*WHAT IS ASKED:* Look through the records below, and copy out every line that holds the string "Harnier".

*INPUT MATERIAL:*
_ _ _ _ _ _ _

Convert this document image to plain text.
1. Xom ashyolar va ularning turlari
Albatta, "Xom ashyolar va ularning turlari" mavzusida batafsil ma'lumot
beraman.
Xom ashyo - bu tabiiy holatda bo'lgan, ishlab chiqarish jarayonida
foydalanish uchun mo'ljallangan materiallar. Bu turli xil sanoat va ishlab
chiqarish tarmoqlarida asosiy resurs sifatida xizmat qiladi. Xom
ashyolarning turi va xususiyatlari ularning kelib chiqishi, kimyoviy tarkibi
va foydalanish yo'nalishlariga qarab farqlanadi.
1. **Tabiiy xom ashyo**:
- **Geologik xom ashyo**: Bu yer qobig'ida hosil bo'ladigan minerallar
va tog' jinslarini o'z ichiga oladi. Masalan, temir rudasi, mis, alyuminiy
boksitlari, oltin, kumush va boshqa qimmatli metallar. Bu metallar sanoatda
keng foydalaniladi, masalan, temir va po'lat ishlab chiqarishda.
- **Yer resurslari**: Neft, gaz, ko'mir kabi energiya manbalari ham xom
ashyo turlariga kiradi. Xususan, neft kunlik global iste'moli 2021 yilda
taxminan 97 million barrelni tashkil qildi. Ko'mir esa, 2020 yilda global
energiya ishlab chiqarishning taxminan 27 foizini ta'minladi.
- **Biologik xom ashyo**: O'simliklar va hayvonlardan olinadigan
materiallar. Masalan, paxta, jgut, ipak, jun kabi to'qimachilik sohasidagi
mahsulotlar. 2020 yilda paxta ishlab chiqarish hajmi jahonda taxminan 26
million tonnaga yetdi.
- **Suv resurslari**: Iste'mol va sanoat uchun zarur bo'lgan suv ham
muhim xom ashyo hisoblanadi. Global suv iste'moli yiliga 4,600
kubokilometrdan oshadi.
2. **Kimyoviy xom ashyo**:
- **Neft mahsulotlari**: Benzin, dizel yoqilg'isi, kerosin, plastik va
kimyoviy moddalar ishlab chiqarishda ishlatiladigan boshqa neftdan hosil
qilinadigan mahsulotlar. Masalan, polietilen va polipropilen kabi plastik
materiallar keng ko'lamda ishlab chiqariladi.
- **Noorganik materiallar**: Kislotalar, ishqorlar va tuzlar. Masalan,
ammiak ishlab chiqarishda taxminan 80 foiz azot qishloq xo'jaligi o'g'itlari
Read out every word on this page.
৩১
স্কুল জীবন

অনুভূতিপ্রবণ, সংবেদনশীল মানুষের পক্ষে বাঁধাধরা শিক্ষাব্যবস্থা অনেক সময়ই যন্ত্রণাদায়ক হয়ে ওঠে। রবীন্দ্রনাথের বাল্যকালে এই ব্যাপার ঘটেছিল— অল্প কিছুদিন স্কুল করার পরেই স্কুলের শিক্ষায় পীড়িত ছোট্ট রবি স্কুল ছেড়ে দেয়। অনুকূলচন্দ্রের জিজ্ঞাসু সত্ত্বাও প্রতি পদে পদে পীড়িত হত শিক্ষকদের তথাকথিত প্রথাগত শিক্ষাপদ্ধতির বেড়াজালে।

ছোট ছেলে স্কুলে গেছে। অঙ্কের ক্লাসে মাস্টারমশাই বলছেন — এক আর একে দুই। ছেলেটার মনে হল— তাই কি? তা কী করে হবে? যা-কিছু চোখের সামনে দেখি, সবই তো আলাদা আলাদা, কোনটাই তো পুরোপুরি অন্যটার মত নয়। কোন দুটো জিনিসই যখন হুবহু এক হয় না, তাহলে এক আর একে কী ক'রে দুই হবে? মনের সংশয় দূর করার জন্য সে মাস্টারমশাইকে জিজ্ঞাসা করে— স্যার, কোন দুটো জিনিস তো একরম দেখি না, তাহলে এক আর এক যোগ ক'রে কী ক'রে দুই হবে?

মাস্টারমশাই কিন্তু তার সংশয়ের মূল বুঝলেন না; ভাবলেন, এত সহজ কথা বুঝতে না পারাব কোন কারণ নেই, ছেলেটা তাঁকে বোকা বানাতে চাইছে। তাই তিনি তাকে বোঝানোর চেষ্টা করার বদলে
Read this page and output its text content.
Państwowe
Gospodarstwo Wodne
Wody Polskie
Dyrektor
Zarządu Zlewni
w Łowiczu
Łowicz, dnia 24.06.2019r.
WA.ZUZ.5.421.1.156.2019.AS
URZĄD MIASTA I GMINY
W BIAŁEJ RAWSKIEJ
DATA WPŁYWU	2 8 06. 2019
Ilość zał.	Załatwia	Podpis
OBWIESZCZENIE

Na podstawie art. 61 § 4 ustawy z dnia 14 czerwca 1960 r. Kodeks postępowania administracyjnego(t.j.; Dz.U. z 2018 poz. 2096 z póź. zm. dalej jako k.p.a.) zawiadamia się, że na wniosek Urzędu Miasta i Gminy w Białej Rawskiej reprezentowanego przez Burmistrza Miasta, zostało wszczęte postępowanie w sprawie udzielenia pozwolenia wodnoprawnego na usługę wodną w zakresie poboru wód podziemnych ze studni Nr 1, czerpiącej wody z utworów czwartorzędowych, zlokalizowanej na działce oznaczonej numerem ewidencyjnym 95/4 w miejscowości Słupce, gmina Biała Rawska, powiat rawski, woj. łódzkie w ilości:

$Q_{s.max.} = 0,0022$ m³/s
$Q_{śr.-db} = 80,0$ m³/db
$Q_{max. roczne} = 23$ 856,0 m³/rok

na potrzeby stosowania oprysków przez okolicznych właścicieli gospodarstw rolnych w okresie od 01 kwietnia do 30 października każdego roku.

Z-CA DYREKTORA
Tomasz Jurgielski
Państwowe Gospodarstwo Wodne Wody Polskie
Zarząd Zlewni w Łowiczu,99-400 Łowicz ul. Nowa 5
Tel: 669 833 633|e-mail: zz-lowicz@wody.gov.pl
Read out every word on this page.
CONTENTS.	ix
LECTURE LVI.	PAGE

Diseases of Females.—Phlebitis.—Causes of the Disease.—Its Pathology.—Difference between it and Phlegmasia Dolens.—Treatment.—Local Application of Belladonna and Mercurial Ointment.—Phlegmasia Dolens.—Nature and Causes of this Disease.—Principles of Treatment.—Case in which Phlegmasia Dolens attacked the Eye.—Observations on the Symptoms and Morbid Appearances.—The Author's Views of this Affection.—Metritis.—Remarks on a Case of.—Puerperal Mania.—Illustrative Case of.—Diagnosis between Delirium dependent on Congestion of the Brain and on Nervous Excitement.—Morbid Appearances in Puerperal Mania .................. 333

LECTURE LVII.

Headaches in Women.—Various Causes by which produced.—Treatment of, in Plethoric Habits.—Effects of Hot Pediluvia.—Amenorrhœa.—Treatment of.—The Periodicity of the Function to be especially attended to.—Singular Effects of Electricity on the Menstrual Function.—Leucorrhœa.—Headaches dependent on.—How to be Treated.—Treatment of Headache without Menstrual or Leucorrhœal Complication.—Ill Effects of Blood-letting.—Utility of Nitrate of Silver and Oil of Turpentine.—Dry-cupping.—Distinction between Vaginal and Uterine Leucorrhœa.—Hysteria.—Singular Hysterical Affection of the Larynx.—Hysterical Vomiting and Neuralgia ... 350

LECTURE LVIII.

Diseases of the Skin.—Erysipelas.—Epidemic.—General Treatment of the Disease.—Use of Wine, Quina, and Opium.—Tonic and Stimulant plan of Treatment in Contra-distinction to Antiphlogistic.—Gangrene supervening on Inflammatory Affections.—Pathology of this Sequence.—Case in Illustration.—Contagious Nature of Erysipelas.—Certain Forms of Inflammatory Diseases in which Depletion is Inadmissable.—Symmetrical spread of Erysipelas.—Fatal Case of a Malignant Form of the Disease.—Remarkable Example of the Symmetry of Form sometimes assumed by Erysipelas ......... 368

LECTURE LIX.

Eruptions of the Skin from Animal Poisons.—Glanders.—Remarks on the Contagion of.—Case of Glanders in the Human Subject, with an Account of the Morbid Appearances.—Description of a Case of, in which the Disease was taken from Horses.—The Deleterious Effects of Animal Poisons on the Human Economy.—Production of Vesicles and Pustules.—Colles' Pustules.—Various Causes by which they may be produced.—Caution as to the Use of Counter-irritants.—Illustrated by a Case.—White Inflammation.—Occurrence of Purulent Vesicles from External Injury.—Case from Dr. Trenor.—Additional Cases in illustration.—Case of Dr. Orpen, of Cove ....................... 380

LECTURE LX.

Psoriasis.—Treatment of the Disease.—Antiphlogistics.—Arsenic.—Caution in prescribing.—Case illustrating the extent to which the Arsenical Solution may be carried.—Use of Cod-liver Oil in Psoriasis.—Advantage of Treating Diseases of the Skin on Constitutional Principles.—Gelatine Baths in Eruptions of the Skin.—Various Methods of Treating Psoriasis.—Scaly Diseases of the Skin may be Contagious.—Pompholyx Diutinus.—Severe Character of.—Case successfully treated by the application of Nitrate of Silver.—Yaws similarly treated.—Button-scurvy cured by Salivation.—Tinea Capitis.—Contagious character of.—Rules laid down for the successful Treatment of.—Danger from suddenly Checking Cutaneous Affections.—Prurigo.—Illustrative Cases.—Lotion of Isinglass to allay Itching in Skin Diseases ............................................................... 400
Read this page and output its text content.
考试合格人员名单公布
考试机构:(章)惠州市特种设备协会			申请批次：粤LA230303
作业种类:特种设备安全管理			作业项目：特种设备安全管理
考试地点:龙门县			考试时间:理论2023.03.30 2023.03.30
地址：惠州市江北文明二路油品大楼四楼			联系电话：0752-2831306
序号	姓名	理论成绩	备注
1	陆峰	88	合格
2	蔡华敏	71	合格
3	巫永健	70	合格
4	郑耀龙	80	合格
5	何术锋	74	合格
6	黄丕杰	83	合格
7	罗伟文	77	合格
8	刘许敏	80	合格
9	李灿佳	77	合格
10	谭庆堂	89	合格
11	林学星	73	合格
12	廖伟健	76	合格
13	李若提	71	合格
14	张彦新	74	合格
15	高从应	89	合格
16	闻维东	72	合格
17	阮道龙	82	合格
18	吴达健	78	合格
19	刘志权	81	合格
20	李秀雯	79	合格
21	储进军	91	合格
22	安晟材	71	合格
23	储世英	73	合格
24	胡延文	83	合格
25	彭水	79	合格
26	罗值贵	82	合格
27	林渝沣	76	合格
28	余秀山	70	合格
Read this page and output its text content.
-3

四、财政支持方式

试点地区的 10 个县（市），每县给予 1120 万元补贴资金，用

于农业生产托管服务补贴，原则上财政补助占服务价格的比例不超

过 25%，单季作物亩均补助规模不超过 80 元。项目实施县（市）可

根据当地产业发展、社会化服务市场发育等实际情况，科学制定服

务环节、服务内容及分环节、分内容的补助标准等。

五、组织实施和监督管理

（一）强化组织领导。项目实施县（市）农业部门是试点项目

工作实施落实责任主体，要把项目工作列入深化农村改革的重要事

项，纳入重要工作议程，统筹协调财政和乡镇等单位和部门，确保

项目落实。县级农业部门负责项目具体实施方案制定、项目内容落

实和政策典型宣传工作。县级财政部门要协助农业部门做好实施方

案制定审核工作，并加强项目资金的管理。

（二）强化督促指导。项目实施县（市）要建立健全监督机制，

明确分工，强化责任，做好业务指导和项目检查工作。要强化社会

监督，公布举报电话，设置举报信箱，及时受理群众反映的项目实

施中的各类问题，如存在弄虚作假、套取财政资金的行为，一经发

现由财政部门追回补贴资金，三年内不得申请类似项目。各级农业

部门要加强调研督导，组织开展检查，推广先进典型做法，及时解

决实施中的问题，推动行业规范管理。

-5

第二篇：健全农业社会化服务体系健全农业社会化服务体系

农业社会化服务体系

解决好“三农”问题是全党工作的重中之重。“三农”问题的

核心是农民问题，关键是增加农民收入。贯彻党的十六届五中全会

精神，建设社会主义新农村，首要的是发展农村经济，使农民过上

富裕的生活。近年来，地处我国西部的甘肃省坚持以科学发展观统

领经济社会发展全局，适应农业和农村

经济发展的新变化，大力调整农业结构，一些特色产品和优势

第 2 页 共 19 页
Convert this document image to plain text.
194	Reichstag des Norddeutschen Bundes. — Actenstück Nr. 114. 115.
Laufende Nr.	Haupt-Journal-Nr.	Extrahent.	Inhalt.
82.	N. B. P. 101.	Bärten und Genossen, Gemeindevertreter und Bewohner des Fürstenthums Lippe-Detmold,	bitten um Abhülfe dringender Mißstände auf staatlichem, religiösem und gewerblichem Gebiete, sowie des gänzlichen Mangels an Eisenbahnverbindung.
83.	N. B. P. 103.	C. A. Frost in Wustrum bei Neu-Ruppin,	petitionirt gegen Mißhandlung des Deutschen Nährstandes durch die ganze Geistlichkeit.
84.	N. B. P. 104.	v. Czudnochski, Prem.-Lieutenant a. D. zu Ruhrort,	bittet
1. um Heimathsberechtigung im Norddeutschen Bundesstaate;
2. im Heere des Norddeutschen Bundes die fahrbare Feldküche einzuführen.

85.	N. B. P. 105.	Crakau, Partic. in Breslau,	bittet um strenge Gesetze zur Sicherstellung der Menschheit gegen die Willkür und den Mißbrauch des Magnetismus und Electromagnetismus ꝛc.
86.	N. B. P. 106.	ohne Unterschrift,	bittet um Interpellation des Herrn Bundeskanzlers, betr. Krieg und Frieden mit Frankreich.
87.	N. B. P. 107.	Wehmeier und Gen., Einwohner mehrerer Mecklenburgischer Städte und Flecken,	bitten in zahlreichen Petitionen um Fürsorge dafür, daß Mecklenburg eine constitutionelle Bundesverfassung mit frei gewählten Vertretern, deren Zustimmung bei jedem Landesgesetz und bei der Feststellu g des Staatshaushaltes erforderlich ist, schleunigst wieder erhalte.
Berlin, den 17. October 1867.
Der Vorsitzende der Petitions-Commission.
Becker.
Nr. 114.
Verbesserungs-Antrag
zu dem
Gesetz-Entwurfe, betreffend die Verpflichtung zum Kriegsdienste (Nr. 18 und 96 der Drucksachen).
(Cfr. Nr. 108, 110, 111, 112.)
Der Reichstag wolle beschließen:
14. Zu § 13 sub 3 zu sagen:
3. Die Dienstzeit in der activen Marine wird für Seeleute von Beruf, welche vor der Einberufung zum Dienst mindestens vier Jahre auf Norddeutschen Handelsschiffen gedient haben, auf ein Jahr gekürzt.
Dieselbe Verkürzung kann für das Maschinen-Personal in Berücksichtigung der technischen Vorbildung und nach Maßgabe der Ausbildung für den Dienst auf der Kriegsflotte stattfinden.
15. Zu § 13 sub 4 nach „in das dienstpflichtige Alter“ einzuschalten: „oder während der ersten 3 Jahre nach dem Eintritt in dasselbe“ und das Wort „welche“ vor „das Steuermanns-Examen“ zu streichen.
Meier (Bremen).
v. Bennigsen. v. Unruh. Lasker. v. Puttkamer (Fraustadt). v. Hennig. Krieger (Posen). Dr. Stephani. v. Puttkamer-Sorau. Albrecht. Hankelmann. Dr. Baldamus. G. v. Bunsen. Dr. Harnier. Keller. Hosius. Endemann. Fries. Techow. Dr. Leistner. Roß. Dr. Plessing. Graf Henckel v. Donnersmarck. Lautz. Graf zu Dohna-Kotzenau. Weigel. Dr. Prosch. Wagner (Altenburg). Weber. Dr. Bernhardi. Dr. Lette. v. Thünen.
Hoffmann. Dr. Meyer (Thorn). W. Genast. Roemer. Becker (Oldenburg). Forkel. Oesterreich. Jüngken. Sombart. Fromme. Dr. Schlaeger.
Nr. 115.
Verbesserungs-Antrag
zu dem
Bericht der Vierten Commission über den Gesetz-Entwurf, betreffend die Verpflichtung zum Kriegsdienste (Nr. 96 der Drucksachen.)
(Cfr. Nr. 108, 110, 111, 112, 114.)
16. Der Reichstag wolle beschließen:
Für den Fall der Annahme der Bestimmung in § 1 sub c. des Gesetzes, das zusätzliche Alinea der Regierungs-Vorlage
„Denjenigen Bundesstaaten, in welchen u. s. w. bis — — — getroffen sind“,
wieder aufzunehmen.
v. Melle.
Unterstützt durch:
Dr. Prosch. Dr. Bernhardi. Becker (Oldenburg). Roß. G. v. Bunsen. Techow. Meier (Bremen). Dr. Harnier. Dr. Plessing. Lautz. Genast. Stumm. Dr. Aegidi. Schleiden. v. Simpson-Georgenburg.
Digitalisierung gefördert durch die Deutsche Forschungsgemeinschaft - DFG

_ _ _ _ _ _ _

*SOLUTION TO THIS TASK:*
v. Bennigsen. v. Unruh. Lasker. v. Puttkamer (Fraustadt). v. Hennig. Krieger (Posen). Dr. Stephani. v. Puttkamer-Sorau. Albrecht. Hankelmann. Dr. Baldamus. G. v. Bunsen. Dr. Harnier. Keller. Hosius. Endemann. Fries. Techow. Dr. Leistner. Roß. Dr. Plessing. Graf Henckel v. Donnersmarck. Lautz. Graf zu Dohna-Kotzenau. Weigel. Dr. Prosch. Wagner (Altenburg). Weber. Dr. Bernhardi. Dr. Lette. v. Thünen.
Dr. Prosch. Dr. Bernhardi. Becker (Oldenburg). Roß. G. v. Bunsen. Techow. Meier (Bremen). Dr. Harnier. Dr. Plessing. Lautz. Genast. Stumm. Dr. Aegidi. Schleiden. v. Simpson-Georgenburg.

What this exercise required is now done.